● Records provided
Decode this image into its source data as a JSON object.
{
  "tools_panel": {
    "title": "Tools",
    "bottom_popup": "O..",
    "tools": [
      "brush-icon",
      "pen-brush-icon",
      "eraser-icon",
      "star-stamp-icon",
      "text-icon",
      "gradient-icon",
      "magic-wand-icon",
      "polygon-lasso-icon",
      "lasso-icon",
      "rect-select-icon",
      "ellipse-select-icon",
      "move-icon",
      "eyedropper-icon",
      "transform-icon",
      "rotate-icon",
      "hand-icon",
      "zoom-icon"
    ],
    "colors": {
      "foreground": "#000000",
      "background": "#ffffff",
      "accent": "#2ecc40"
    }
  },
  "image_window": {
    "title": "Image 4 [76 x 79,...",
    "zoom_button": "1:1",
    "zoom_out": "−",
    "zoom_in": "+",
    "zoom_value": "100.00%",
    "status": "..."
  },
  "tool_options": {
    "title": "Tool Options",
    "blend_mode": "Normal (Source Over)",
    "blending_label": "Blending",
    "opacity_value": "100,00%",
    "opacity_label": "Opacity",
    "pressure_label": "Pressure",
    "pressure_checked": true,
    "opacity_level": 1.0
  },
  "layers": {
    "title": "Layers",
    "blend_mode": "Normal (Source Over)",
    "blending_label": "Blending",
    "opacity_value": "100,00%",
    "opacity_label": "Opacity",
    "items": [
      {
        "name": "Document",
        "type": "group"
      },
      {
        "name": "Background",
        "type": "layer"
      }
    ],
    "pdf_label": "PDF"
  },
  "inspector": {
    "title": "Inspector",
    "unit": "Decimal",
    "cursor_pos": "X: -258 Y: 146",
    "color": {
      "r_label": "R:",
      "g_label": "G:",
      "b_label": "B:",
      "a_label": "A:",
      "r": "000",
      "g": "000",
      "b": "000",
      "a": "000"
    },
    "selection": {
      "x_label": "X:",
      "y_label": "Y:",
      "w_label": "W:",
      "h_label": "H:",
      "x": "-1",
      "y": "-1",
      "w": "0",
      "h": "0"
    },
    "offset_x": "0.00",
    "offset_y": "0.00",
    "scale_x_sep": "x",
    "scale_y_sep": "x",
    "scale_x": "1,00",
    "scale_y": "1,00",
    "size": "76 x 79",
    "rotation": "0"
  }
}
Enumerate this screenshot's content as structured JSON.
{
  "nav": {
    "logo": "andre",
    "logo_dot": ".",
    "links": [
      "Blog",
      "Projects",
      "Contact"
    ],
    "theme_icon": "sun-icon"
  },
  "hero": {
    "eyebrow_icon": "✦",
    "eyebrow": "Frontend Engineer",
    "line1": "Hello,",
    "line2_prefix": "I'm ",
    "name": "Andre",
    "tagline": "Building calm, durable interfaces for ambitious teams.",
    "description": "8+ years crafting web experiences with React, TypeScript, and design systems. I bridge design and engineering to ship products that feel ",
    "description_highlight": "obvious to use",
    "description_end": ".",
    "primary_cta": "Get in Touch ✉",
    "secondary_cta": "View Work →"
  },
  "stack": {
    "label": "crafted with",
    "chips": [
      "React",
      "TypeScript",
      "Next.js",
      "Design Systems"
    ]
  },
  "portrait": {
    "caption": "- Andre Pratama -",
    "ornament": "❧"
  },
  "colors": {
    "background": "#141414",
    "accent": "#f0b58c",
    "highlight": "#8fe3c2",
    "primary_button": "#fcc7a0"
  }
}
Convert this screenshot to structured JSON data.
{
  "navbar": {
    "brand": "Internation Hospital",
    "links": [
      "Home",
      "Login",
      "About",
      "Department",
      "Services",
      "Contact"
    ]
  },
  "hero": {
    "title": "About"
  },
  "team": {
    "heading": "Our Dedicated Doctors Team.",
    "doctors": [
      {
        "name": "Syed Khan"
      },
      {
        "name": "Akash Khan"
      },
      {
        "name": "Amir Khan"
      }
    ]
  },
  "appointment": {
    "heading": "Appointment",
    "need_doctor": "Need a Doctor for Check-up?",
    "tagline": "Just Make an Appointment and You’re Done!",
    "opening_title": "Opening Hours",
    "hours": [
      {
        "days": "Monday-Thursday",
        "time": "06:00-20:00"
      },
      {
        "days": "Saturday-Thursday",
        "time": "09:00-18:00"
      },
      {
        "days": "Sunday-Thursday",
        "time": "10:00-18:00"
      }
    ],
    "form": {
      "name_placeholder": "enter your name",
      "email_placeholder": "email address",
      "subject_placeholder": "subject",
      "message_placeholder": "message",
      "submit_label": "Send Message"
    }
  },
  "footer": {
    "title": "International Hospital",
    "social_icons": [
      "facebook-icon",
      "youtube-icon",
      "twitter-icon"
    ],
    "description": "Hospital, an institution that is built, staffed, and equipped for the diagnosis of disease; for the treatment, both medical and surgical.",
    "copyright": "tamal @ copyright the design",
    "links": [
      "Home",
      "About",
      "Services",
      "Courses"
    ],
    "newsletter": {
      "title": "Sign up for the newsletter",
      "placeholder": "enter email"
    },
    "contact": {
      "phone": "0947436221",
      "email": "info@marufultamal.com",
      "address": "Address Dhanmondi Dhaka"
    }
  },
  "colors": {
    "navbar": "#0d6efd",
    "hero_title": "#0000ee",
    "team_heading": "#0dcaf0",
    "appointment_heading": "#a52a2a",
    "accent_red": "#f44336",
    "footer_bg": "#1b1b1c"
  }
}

● Exercise prompt
Reply with the number of lines in the material above that contain "tagline", and nothing more.

● Answer to this problem
2